## Rows
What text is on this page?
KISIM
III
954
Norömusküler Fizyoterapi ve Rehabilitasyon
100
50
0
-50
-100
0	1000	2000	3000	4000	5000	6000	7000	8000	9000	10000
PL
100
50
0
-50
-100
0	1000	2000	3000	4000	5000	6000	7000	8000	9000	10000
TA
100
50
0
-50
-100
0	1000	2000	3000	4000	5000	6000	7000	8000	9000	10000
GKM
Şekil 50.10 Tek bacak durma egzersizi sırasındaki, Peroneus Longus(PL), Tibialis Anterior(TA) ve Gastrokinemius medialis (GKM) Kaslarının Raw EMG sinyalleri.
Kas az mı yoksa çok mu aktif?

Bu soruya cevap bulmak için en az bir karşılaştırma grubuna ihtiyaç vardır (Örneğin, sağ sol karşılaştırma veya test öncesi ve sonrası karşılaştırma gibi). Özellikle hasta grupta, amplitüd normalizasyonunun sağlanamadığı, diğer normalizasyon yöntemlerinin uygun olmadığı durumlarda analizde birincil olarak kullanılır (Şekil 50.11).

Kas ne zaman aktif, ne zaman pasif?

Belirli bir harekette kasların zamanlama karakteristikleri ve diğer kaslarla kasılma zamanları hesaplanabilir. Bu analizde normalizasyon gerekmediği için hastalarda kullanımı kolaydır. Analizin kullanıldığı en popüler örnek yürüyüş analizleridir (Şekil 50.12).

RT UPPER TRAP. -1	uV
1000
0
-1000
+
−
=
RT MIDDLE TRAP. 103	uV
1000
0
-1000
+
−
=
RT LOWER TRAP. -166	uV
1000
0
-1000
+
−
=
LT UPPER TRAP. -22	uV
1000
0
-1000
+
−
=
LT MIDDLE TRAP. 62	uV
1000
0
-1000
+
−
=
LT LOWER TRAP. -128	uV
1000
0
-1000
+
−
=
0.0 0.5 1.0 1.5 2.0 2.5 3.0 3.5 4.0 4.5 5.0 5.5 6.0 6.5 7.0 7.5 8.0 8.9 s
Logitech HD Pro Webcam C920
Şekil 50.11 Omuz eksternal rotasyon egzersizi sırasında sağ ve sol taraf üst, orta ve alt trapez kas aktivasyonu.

## Problem requirements
Restate the whole listing exactly, leaving out nothing.

## Output for this task
What text is on this page?
KISIM
III
954
Norömusküler Fizyoterapi ve Rehabilitasyon
100
50
0
-50
-100
0	1000	2000	3000	4000	5000	6000	7000	8000	9000	10000
PL
100
50
0
-50
-100
0	1000	2000	3000	4000	5000	6000	7000	8000	9000	10000
TA
100
50
0
-50
-100
0	1000	2000	3000	4000	5000	6000	7000	8000	9000	10000
GKM
Şekil 50.10 Tek bacak durma egzersizi sırasındaki, Peroneus Longus(PL), Tibialis Anterior(TA) ve Gastrokinemius medialis (GKM) Kaslarının Raw EMG sinyalleri.
Kas az mı yoksa çok mu aktif?

Bu soruya cevap bulmak için en az bir karşılaştırma grubuna ihtiyaç vardır (Örneğin, sağ sol karşılaştırma veya test öncesi ve sonrası karşılaştırma gibi). Özellikle hasta grupta, amplitüd normalizasyonunun sağlanamadığı, diğer normalizasyon yöntemlerinin uygun olmadığı durumlarda analizde birincil olarak kullanılır (Şekil 50.11).

Kas ne zaman aktif, ne zaman pasif?

Belirli bir harekette kasların zamanlama karakteristikleri ve diğer kaslarla kasılma zamanları hesaplanabilir. Bu analizde normalizasyon gerekmediği için hastalarda kullanımı kolaydır. Analizin kullanıldığı en popüler örnek yürüyüş analizleridir (Şekil 50.12).

RT UPPER TRAP. -1	uV
1000
0
-1000
+
−
=
RT MIDDLE TRAP. 103	uV
1000
0
-1000
+
−
=
RT LOWER TRAP. -166	uV
1000
0
-1000
+
−
=
LT UPPER TRAP. -22	uV
1000
0
-1000
+
−
=
LT MIDDLE TRAP. 62	uV
1000
0
-1000
+
−
=
LT LOWER TRAP. -128	uV
1000
0
-1000
+
−
=
0.0 0.5 1.0 1.5 2.0 2.5 3.0 3.5 4.0 4.5 5.0 5.5 6.0 6.5 7.0 7.5 8.0 8.9 s
Logitech HD Pro Webcam C920
Şekil 50.11 Omuz eksternal rotasyon egzersizi sırasında sağ ve sol taraf üst, orta ve alt trapez kas aktivasyonu.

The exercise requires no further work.